EXTRACTED RECORDS —
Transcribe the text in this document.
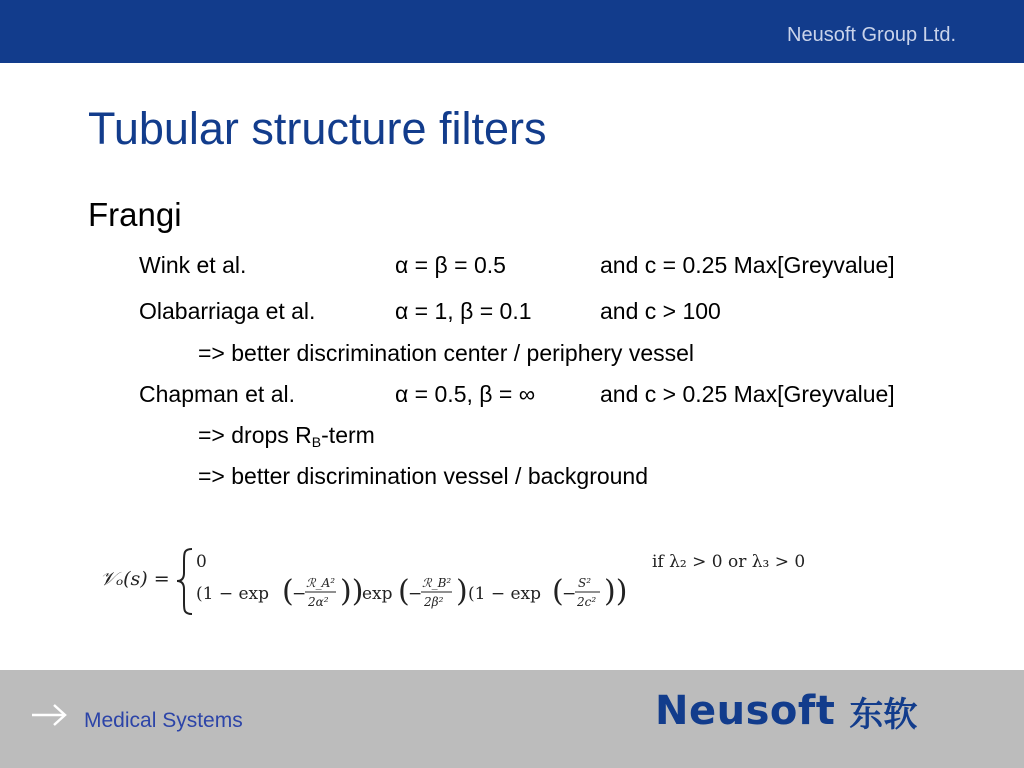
Neusoft Group Ltd.
Tubular structure filters
Frangi
Wink et al.	α = β = 0.5	and c = 0.25 Max[Greyvalue]
Olabarriaga et al.	α = 1, β = 0.1	and c > 100
=> better discrimination center / periphery vessel
Chapman et al.	α = 0.5, β = ∞	and c > 0.25 Max[Greyvalue]
=> drops $R_B$-term
=> better discrimination vessel / background
𝒱ₒ(s) =
0	if λ₂ > 0 or λ₃ > 0
(1 − exp (
−
ℛ_A²
2α² ))
exp (
−
ℛ_B²
2β² ) (1 − exp (
−
S²
2c² ))
Medical Systems	Neusoft 东软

YOUR OBJECTIVE — Reproduce the material in full, word for word, and omit the pictures.

ANSWER TO THE EXERCISE —
Transcribe the text in this document.
Neusoft Group Ltd.
Tubular structure filters
Frangi
Wink et al.	α = β = 0.5	and c = 0.25 Max[Greyvalue]
Olabarriaga et al.	α = 1, β = 0.1	and c > 100
=> better discrimination center / periphery vessel
Chapman et al.	α = 0.5, β = ∞	and c > 0.25 Max[Greyvalue]
=> drops $R_B$-term
=> better discrimination vessel / background
𝒱ₒ(s) =
0	if λ₂ > 0 or λ₃ > 0
(1 − exp (
−
ℛ_A²
2α² ))
exp (
−
ℛ_B²
2β² ) (1 − exp (
−
S²
2c² ))
Medical Systems	Neusoft 东软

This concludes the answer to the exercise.